• YOUR GOAL: Scan the listing beneath this sentence. Report each line with the word "variations".

• ENTRIES SHOWN:
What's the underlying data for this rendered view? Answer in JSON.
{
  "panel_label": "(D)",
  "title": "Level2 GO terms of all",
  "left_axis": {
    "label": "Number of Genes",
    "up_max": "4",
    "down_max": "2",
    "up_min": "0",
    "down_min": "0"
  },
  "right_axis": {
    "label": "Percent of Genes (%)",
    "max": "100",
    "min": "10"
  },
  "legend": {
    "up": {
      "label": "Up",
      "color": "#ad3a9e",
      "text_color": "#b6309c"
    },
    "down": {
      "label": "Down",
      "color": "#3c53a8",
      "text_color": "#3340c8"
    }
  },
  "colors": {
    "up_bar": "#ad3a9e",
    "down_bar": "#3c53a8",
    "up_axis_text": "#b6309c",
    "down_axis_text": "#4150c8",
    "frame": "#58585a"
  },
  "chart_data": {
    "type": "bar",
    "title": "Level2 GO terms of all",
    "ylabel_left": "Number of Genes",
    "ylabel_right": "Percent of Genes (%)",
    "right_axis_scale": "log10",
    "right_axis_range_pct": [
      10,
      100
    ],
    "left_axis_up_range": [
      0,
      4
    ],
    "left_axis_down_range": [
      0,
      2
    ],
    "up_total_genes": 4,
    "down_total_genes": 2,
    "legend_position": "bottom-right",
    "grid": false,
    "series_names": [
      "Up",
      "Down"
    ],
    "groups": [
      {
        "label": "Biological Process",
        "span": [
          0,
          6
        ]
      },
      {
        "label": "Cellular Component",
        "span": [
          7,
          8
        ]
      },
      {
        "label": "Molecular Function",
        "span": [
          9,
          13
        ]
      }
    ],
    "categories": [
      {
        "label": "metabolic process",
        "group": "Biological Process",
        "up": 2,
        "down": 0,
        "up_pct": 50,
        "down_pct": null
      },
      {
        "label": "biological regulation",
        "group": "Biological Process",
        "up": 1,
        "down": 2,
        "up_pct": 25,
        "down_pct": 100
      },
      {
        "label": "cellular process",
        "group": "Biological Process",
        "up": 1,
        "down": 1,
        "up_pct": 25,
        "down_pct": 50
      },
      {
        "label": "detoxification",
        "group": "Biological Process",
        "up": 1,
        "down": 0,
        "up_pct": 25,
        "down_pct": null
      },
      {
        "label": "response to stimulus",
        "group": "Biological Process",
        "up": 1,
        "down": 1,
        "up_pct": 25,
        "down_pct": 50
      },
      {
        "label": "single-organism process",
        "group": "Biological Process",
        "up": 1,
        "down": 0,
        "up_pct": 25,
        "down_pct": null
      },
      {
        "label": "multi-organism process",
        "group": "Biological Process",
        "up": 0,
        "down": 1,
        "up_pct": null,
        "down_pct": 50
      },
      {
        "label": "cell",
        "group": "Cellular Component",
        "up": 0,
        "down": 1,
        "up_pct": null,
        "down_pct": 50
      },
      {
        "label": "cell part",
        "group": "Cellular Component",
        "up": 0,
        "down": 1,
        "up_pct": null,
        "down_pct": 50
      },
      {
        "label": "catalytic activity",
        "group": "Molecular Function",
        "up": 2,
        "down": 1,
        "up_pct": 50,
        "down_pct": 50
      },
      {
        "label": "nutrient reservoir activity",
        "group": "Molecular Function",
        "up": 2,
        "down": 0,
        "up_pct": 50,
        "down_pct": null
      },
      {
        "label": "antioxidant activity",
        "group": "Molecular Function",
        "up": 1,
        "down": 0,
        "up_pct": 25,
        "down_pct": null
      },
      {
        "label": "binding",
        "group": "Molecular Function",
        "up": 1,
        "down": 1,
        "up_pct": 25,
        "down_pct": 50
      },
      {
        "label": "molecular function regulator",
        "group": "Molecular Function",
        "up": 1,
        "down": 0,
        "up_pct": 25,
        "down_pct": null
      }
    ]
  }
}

...

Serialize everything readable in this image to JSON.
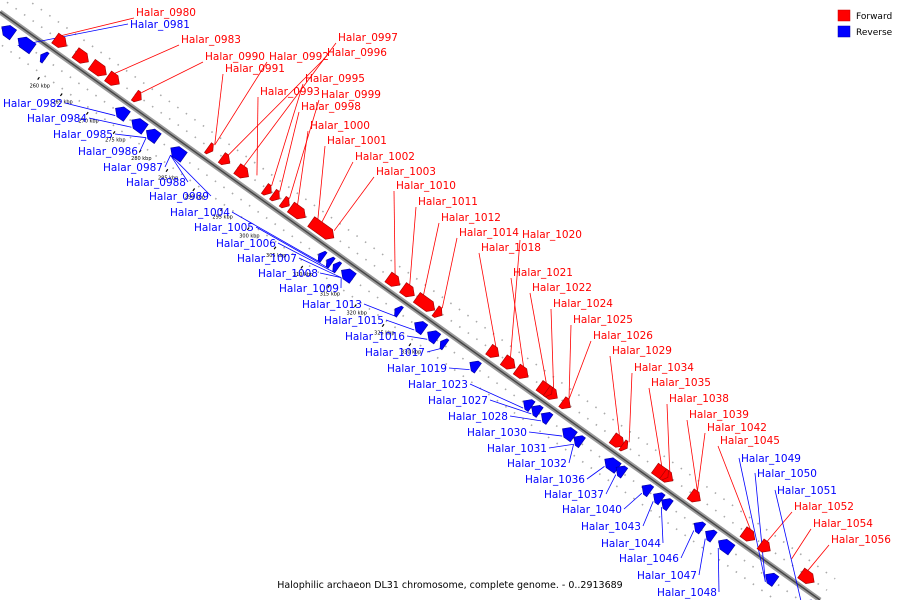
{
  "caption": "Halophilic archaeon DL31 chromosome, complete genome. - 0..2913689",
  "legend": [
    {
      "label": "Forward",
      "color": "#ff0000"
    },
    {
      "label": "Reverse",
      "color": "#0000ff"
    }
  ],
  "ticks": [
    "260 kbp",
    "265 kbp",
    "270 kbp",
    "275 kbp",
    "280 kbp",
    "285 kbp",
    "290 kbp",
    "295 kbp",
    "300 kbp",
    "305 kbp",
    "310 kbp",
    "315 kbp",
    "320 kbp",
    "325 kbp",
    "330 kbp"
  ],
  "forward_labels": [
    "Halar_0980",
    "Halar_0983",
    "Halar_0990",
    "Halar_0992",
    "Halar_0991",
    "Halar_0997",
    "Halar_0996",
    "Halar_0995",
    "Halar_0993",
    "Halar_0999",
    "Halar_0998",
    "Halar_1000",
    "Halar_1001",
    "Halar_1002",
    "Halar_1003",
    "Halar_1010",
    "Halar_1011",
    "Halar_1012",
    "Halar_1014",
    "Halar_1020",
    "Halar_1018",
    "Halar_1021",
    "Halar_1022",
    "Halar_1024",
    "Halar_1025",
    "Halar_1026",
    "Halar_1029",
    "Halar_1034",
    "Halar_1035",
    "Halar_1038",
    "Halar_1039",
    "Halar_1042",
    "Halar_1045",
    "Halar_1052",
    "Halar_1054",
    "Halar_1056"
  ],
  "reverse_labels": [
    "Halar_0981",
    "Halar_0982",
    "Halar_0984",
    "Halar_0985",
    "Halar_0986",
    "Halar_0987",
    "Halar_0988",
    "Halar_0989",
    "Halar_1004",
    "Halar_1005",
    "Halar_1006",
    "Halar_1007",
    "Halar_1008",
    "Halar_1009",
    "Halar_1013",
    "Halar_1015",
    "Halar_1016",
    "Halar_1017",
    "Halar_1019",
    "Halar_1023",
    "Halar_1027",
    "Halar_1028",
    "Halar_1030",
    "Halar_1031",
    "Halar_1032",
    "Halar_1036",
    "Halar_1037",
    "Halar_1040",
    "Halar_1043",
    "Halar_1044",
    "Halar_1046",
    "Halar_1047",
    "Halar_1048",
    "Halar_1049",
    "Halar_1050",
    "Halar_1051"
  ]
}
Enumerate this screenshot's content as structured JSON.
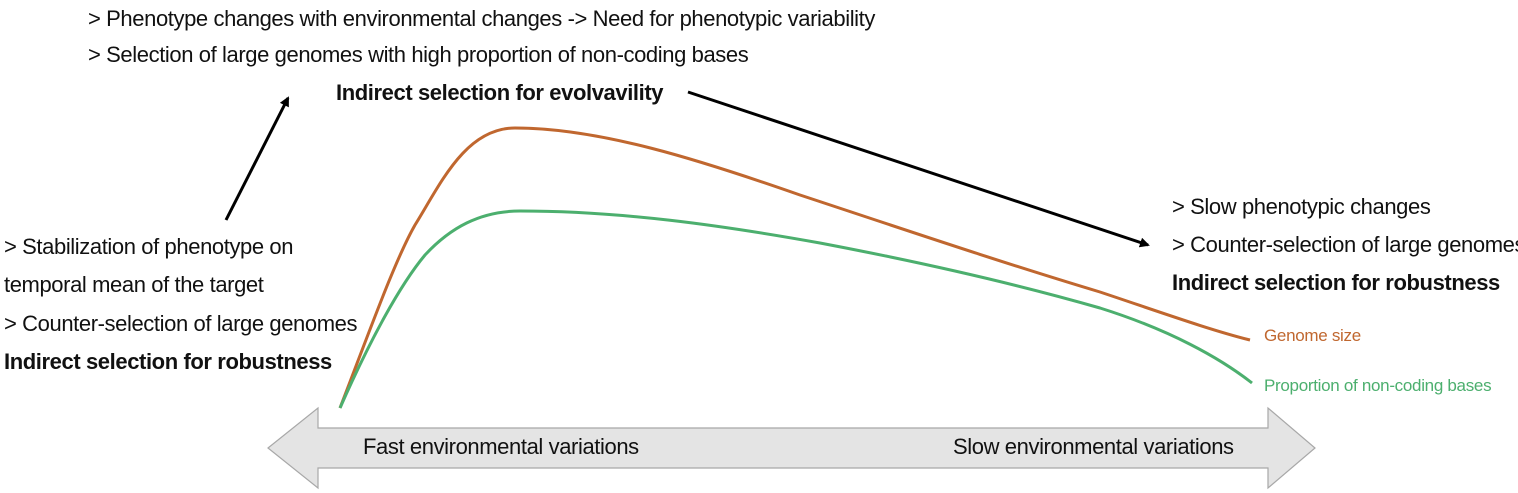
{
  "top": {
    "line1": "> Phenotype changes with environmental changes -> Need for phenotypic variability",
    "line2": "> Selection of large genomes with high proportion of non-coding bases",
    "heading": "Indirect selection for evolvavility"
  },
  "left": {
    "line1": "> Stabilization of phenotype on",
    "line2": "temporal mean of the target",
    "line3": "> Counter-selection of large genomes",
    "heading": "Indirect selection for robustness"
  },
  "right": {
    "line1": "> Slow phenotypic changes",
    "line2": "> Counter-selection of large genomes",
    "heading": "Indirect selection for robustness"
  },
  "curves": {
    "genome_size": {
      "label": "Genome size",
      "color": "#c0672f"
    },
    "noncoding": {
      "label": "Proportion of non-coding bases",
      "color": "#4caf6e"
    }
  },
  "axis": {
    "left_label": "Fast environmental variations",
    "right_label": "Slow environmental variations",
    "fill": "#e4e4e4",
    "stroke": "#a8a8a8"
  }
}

• EXPECTED ANSWER:
    "left_label": "Fast environmental variations",
    "right_label": "Slow environmental variations",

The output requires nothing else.